• _Énoncé_: Reproduisez à l'identique toutes les lignes des enregistrements ci-dessous, en omettant les images.

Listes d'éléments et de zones
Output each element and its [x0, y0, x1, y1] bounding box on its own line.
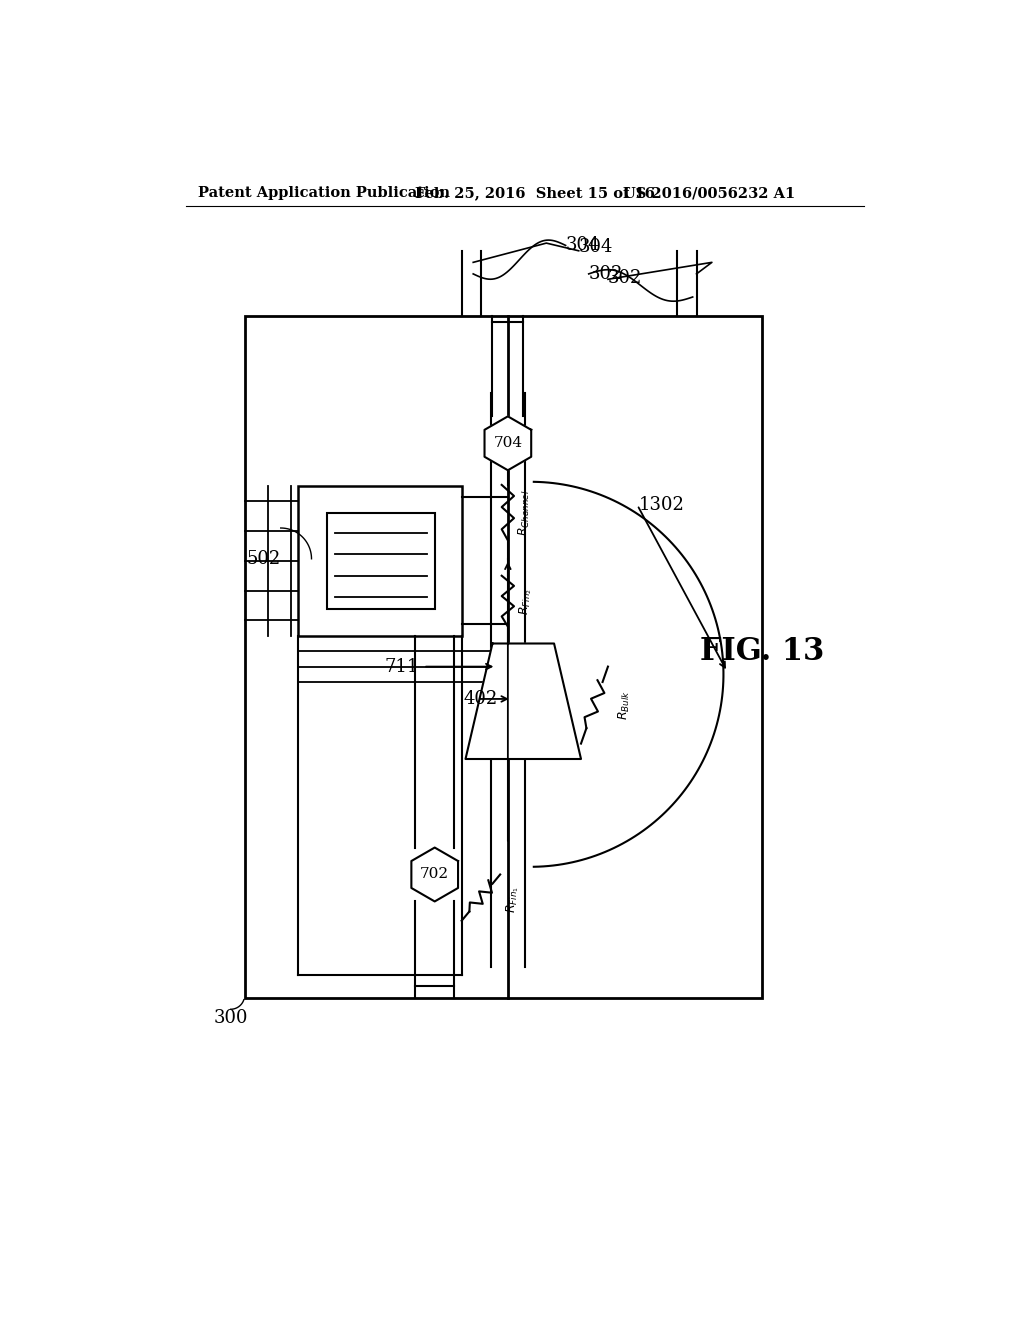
- Polygon shape: [466, 644, 581, 759]
- Text: 402: 402: [463, 690, 498, 708]
- Text: 302: 302: [589, 265, 623, 282]
- Text: Feb. 25, 2016  Sheet 15 of 16: Feb. 25, 2016 Sheet 15 of 16: [416, 186, 655, 201]
- Text: 702: 702: [420, 867, 450, 882]
- Text: 304: 304: [565, 236, 600, 255]
- Text: FIG. 13: FIG. 13: [699, 636, 824, 667]
- Text: 302: 302: [608, 269, 642, 286]
- Polygon shape: [412, 847, 458, 902]
- Text: 300: 300: [213, 1010, 248, 1027]
- Bar: [327, 512, 435, 609]
- Text: $R_{Fin_1}$: $R_{Fin_1}$: [504, 886, 520, 912]
- Text: $R_{Fin_2}$: $R_{Fin_2}$: [517, 587, 534, 615]
- Text: $R_{Channel}$: $R_{Channel}$: [517, 490, 532, 536]
- Text: 711: 711: [385, 657, 419, 676]
- Text: US 2016/0056232 A1: US 2016/0056232 A1: [624, 186, 796, 201]
- Polygon shape: [484, 416, 531, 470]
- Text: $R_{Bulk}$: $R_{Bulk}$: [617, 690, 632, 721]
- Bar: [245, 317, 762, 998]
- Text: Patent Application Publication: Patent Application Publication: [199, 186, 451, 201]
- Text: 304: 304: [579, 238, 613, 256]
- Bar: [298, 486, 462, 636]
- Text: 704: 704: [494, 437, 522, 450]
- Text: 502: 502: [247, 550, 281, 568]
- Text: 1302: 1302: [639, 496, 685, 513]
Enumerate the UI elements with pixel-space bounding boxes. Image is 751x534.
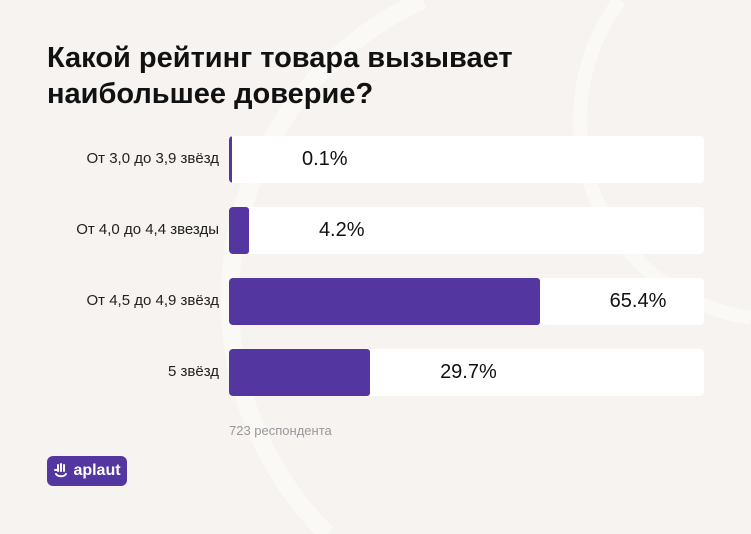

• _Solution_:
Output each element and its [x0, y0, x1, y1] bounding box on its own line.
- Polygon shape: [466, 644, 581, 759]
- Text: 402: 402: [463, 690, 498, 708]
- Text: 302: 302: [589, 265, 623, 282]
- Text: Feb. 25, 2016  Sheet 15 of 16: Feb. 25, 2016 Sheet 15 of 16: [416, 186, 655, 201]
- Text: 702: 702: [420, 867, 450, 882]
- Text: 304: 304: [565, 236, 600, 255]
- Text: FIG. 13: FIG. 13: [699, 636, 824, 667]
- Text: 302: 302: [608, 269, 642, 286]
- Polygon shape: [412, 847, 458, 902]
- Text: 300: 300: [213, 1010, 248, 1027]
- Bar: [327, 512, 435, 609]
- Text: $R_{Fin_1}$: $R_{Fin_1}$: [504, 886, 520, 912]
- Text: $R_{Fin_2}$: $R_{Fin_2}$: [517, 587, 534, 615]
- Text: $R_{Channel}$: $R_{Channel}$: [517, 490, 532, 536]
- Text: 711: 711: [385, 657, 419, 676]
- Text: US 2016/0056232 A1: US 2016/0056232 A1: [624, 186, 796, 201]
- Polygon shape: [484, 416, 531, 470]
- Text: $R_{Bulk}$: $R_{Bulk}$: [617, 690, 632, 721]
- Bar: [245, 317, 762, 998]
- Text: Patent Application Publication: Patent Application Publication: [199, 186, 451, 201]
- Text: 304: 304: [579, 238, 613, 256]
- Bar: [298, 486, 462, 636]
- Text: 704: 704: [494, 437, 522, 450]
- Text: 502: 502: [247, 550, 281, 568]
- Text: 1302: 1302: [639, 496, 685, 513]
Enumerate the UI elements with pixel-space bounding boxes. Image is 751x534.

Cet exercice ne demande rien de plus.